Restate the full listing word for word and leave the pictures out.

══ INFORMATION GIVEN ══

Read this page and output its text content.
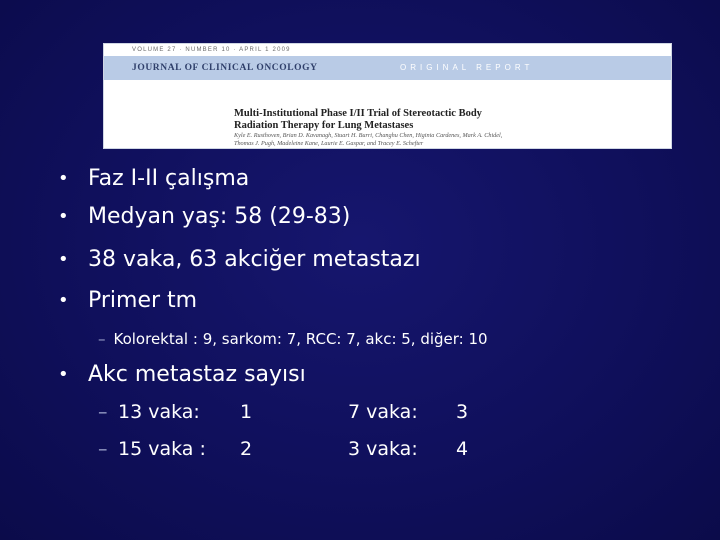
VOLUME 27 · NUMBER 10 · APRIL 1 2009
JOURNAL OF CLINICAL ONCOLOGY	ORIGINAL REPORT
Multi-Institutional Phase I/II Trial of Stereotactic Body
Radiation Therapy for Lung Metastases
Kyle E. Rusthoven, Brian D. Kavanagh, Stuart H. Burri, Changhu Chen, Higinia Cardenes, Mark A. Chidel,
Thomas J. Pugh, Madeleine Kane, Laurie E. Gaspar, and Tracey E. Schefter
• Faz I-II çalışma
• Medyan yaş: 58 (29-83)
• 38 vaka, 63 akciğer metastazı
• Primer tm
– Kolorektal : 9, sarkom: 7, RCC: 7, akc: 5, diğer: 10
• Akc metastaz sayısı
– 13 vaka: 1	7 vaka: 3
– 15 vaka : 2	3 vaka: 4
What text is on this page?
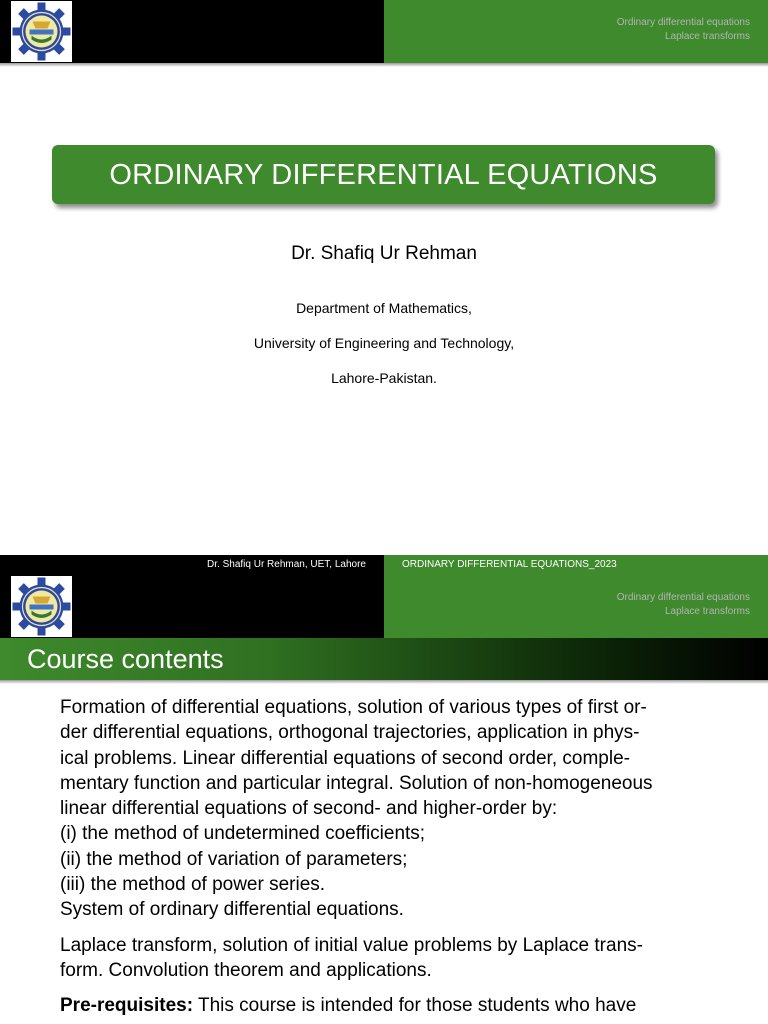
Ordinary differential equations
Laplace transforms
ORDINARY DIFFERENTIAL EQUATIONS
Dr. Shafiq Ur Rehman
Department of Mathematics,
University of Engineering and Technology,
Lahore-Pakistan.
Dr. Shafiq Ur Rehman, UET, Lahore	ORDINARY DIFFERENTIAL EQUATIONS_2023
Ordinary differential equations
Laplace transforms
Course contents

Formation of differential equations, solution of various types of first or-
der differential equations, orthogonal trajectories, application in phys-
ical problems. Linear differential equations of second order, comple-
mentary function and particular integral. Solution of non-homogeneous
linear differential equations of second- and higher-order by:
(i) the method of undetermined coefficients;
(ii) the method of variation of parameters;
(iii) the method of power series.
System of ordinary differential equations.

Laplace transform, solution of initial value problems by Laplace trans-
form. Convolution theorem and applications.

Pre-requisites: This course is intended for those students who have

═══

__COMPLETED EXERCISE__
Read this page and output its text content.
VOLUME 27 · NUMBER 10 · APRIL 1 2009
JOURNAL OF CLINICAL ONCOLOGY	ORIGINAL REPORT
Multi-Institutional Phase I/II Trial of Stereotactic Body
Radiation Therapy for Lung Metastases
Kyle E. Rusthoven, Brian D. Kavanagh, Stuart H. Burri, Changhu Chen, Higinia Cardenes, Mark A. Chidel,
Thomas J. Pugh, Madeleine Kane, Laurie E. Gaspar, and Tracey E. Schefter
• Faz I-II çalışma
• Medyan yaş: 58 (29-83)
• 38 vaka, 63 akciğer metastazı
• Primer tm
– Kolorektal : 9, sarkom: 7, RCC: 7, akc: 5, diğer: 10
• Akc metastaz sayısı
– 13 vaka: 1	7 vaka: 3
– 15 vaka : 2	3 vaka: 4
What text is on this page?
Ordinary differential equations
Laplace transforms
ORDINARY DIFFERENTIAL EQUATIONS
Dr. Shafiq Ur Rehman
Department of Mathematics,
University of Engineering and Technology,
Lahore-Pakistan.
Dr. Shafiq Ur Rehman, UET, Lahore	ORDINARY DIFFERENTIAL EQUATIONS_2023
Ordinary differential equations
Laplace transforms
Course contents

Formation of differential equations, solution of various types of first or-
der differential equations, orthogonal trajectories, application in phys-
ical problems. Linear differential equations of second order, comple-
mentary function and particular integral. Solution of non-homogeneous
linear differential equations of second- and higher-order by:
(i) the method of undetermined coefficients;
(ii) the method of variation of parameters;
(iii) the method of power series.
System of ordinary differential equations.

Laplace transform, solution of initial value problems by Laplace trans-
form. Convolution theorem and applications.

Pre-requisites: This course is intended for those students who have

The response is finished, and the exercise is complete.